— Material for the task —
>> START

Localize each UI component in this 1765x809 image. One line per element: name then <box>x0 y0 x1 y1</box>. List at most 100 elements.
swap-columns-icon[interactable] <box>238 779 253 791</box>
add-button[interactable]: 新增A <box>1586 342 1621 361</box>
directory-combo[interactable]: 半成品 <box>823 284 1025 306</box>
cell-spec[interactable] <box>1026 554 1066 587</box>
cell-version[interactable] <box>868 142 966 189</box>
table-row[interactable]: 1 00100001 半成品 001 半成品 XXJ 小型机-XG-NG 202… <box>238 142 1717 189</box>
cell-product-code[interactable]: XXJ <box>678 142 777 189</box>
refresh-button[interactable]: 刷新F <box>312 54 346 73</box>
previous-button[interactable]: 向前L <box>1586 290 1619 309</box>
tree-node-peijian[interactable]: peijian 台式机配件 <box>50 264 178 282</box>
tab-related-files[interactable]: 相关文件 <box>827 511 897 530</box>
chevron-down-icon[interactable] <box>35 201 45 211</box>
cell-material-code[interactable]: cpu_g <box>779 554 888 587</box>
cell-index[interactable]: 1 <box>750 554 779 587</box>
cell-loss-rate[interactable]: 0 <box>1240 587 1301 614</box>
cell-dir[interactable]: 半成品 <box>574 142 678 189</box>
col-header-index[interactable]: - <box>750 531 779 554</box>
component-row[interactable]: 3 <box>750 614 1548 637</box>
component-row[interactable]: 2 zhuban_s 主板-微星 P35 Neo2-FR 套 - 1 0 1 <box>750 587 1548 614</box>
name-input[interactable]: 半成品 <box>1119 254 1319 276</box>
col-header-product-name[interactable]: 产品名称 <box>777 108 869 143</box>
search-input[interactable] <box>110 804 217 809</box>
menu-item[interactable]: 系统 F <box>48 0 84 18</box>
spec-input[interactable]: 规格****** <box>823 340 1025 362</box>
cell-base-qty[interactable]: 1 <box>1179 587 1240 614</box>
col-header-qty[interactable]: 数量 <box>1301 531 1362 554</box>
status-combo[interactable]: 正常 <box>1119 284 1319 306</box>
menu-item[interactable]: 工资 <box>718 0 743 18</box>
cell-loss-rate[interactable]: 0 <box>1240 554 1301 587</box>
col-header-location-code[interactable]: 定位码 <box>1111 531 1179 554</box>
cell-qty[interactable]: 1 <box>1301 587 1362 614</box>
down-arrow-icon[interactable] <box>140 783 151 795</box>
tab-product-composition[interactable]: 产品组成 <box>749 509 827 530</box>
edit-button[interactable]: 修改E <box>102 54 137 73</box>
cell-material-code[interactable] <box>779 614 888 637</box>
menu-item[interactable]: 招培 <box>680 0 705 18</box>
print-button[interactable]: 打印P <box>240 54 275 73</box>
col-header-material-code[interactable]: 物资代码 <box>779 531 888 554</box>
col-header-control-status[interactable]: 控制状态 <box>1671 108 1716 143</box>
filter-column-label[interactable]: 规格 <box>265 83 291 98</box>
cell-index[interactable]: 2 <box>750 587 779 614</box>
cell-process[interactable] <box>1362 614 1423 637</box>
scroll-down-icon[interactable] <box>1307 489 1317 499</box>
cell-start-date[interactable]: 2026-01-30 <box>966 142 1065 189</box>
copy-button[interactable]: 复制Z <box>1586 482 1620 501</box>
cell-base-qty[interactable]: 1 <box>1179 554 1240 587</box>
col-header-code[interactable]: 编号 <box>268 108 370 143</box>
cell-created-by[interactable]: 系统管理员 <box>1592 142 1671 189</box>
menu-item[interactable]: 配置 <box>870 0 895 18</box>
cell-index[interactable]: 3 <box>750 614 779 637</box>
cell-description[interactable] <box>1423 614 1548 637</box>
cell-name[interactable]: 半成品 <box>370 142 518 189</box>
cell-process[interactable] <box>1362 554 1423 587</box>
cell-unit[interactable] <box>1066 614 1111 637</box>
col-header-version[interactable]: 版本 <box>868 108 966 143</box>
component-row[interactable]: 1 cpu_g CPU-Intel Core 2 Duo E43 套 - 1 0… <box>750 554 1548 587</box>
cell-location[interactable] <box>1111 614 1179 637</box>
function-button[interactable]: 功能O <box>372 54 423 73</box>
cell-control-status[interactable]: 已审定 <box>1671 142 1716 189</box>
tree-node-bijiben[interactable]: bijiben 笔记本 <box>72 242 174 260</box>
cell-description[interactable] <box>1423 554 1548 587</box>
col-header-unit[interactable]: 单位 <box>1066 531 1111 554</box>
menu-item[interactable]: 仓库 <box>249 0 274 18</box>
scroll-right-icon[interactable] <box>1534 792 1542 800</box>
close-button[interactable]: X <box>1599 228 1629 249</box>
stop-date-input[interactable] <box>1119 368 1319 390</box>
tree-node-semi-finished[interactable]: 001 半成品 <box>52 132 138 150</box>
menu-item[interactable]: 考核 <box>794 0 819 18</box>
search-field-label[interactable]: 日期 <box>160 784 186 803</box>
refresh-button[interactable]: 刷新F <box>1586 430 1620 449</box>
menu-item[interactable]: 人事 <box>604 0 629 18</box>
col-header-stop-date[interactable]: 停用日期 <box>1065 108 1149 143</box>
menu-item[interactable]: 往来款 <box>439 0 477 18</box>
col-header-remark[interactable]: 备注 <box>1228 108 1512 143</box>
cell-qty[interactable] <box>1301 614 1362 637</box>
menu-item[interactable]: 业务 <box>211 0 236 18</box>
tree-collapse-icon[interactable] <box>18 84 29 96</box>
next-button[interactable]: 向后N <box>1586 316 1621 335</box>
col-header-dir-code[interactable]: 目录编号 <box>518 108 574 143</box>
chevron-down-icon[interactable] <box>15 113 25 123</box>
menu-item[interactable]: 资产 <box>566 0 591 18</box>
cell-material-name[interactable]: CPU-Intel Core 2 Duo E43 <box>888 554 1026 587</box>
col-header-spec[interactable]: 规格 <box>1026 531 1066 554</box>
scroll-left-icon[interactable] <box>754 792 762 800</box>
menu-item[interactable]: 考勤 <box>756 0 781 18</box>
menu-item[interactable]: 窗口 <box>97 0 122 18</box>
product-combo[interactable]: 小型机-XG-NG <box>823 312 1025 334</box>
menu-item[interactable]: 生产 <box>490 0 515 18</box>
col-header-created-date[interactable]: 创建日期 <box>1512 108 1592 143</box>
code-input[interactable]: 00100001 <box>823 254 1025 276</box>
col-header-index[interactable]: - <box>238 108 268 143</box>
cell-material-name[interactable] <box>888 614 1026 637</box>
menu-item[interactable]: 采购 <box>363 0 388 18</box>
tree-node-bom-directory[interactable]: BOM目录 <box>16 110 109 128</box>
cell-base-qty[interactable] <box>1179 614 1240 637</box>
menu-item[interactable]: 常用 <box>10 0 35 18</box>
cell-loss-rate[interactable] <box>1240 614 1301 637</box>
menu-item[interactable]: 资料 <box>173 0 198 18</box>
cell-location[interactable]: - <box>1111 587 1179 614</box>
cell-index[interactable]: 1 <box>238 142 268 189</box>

>> END

— What you will do —
Rewrite the records above, replacing each "menu-item" with "menu-entry" and leaving everything else the same.

— Full output —
Localize each UI component in this 1765x809 image. One line per element: name then <box>x0 y0 x1 y1</box>. List at most 100 elements.
swap-columns-icon[interactable] <box>238 779 253 791</box>
add-button[interactable]: 新增A <box>1586 342 1621 361</box>
directory-combo[interactable]: 半成品 <box>823 284 1025 306</box>
cell-spec[interactable] <box>1026 554 1066 587</box>
cell-version[interactable] <box>868 142 966 189</box>
table-row[interactable]: 1 00100001 半成品 001 半成品 XXJ 小型机-XG-NG 202… <box>238 142 1717 189</box>
cell-product-code[interactable]: XXJ <box>678 142 777 189</box>
refresh-button[interactable]: 刷新F <box>312 54 346 73</box>
previous-button[interactable]: 向前L <box>1586 290 1619 309</box>
tree-node-peijian[interactable]: peijian 台式机配件 <box>50 264 178 282</box>
tab-related-files[interactable]: 相关文件 <box>827 511 897 530</box>
chevron-down-icon[interactable] <box>35 201 45 211</box>
cell-material-code[interactable]: cpu_g <box>779 554 888 587</box>
cell-index[interactable]: 1 <box>750 554 779 587</box>
cell-loss-rate[interactable]: 0 <box>1240 587 1301 614</box>
cell-dir[interactable]: 半成品 <box>574 142 678 189</box>
col-header-index[interactable]: - <box>750 531 779 554</box>
component-row[interactable]: 3 <box>750 614 1548 637</box>
component-row[interactable]: 2 zhuban_s 主板-微星 P35 Neo2-FR 套 - 1 0 1 <box>750 587 1548 614</box>
name-input[interactable]: 半成品 <box>1119 254 1319 276</box>
col-header-product-name[interactable]: 产品名称 <box>777 108 869 143</box>
search-input[interactable] <box>110 804 217 809</box>
menu-entry[interactable]: 系统 F <box>48 0 84 18</box>
spec-input[interactable]: 规格****** <box>823 340 1025 362</box>
cell-base-qty[interactable]: 1 <box>1179 587 1240 614</box>
col-header-qty[interactable]: 数量 <box>1301 531 1362 554</box>
status-combo[interactable]: 正常 <box>1119 284 1319 306</box>
menu-entry[interactable]: 工资 <box>718 0 743 18</box>
cell-loss-rate[interactable]: 0 <box>1240 554 1301 587</box>
col-header-location-code[interactable]: 定位码 <box>1111 531 1179 554</box>
cell-qty[interactable]: 1 <box>1301 587 1362 614</box>
down-arrow-icon[interactable] <box>140 783 151 795</box>
tab-product-composition[interactable]: 产品组成 <box>749 509 827 530</box>
edit-button[interactable]: 修改E <box>102 54 137 73</box>
cell-material-code[interactable] <box>779 614 888 637</box>
menu-entry[interactable]: 招培 <box>680 0 705 18</box>
print-button[interactable]: 打印P <box>240 54 275 73</box>
col-header-material-code[interactable]: 物资代码 <box>779 531 888 554</box>
col-header-control-status[interactable]: 控制状态 <box>1671 108 1716 143</box>
filter-column-label[interactable]: 规格 <box>265 83 291 98</box>
cell-index[interactable]: 2 <box>750 587 779 614</box>
cell-process[interactable] <box>1362 614 1423 637</box>
scroll-down-icon[interactable] <box>1307 489 1317 499</box>
cell-start-date[interactable]: 2026-01-30 <box>966 142 1065 189</box>
copy-button[interactable]: 复制Z <box>1586 482 1620 501</box>
cell-base-qty[interactable]: 1 <box>1179 554 1240 587</box>
col-header-code[interactable]: 编号 <box>268 108 370 143</box>
cell-created-by[interactable]: 系统管理员 <box>1592 142 1671 189</box>
menu-entry[interactable]: 配置 <box>870 0 895 18</box>
cell-index[interactable]: 3 <box>750 614 779 637</box>
cell-description[interactable] <box>1423 614 1548 637</box>
cell-name[interactable]: 半成品 <box>370 142 518 189</box>
cell-process[interactable] <box>1362 554 1423 587</box>
cell-unit[interactable] <box>1066 614 1111 637</box>
col-header-version[interactable]: 版本 <box>868 108 966 143</box>
component-row[interactable]: 1 cpu_g CPU-Intel Core 2 Duo E43 套 - 1 0… <box>750 554 1548 587</box>
cell-location[interactable] <box>1111 614 1179 637</box>
function-button[interactable]: 功能O <box>372 54 423 73</box>
cell-control-status[interactable]: 已审定 <box>1671 142 1716 189</box>
tree-node-bijiben[interactable]: bijiben 笔记本 <box>72 242 174 260</box>
cell-description[interactable] <box>1423 554 1548 587</box>
col-header-unit[interactable]: 单位 <box>1066 531 1111 554</box>
menu-entry[interactable]: 仓库 <box>249 0 274 18</box>
scroll-right-icon[interactable] <box>1534 792 1542 800</box>
close-button[interactable]: X <box>1599 228 1629 249</box>
stop-date-input[interactable] <box>1119 368 1319 390</box>
tree-node-semi-finished[interactable]: 001 半成品 <box>52 132 138 150</box>
menu-entry[interactable]: 考核 <box>794 0 819 18</box>
search-field-label[interactable]: 日期 <box>160 784 186 803</box>
refresh-button[interactable]: 刷新F <box>1586 430 1620 449</box>
menu-entry[interactable]: 人事 <box>604 0 629 18</box>
col-header-stop-date[interactable]: 停用日期 <box>1065 108 1149 143</box>
menu-entry[interactable]: 往来款 <box>439 0 477 18</box>
col-header-remark[interactable]: 备注 <box>1228 108 1512 143</box>
cell-qty[interactable] <box>1301 614 1362 637</box>
menu-entry[interactable]: 业务 <box>211 0 236 18</box>
tree-collapse-icon[interactable] <box>18 84 29 96</box>
next-button[interactable]: 向后N <box>1586 316 1621 335</box>
col-header-dir-code[interactable]: 目录编号 <box>518 108 574 143</box>
chevron-down-icon[interactable] <box>15 113 25 123</box>
menu-entry[interactable]: 资产 <box>566 0 591 18</box>
cell-material-name[interactable]: CPU-Intel Core 2 Duo E43 <box>888 554 1026 587</box>
col-header-spec[interactable]: 规格 <box>1026 531 1066 554</box>
scroll-left-icon[interactable] <box>754 792 762 800</box>
menu-entry[interactable]: 考勤 <box>756 0 781 18</box>
menu-entry[interactable]: 窗口 <box>97 0 122 18</box>
product-combo[interactable]: 小型机-XG-NG <box>823 312 1025 334</box>
menu-entry[interactable]: 生产 <box>490 0 515 18</box>
col-header-created-date[interactable]: 创建日期 <box>1512 108 1592 143</box>
code-input[interactable]: 00100001 <box>823 254 1025 276</box>
col-header-index[interactable]: - <box>238 108 268 143</box>
cell-material-name[interactable] <box>888 614 1026 637</box>
menu-entry[interactable]: 采购 <box>363 0 388 18</box>
tree-node-bom-directory[interactable]: BOM目录 <box>16 110 109 128</box>
cell-base-qty[interactable] <box>1179 614 1240 637</box>
menu-entry[interactable]: 常用 <box>10 0 35 18</box>
cell-loss-rate[interactable] <box>1240 614 1301 637</box>
menu-entry[interactable]: 资料 <box>173 0 198 18</box>
cell-location[interactable]: - <box>1111 587 1179 614</box>
cell-index[interactable]: 1 <box>238 142 268 189</box>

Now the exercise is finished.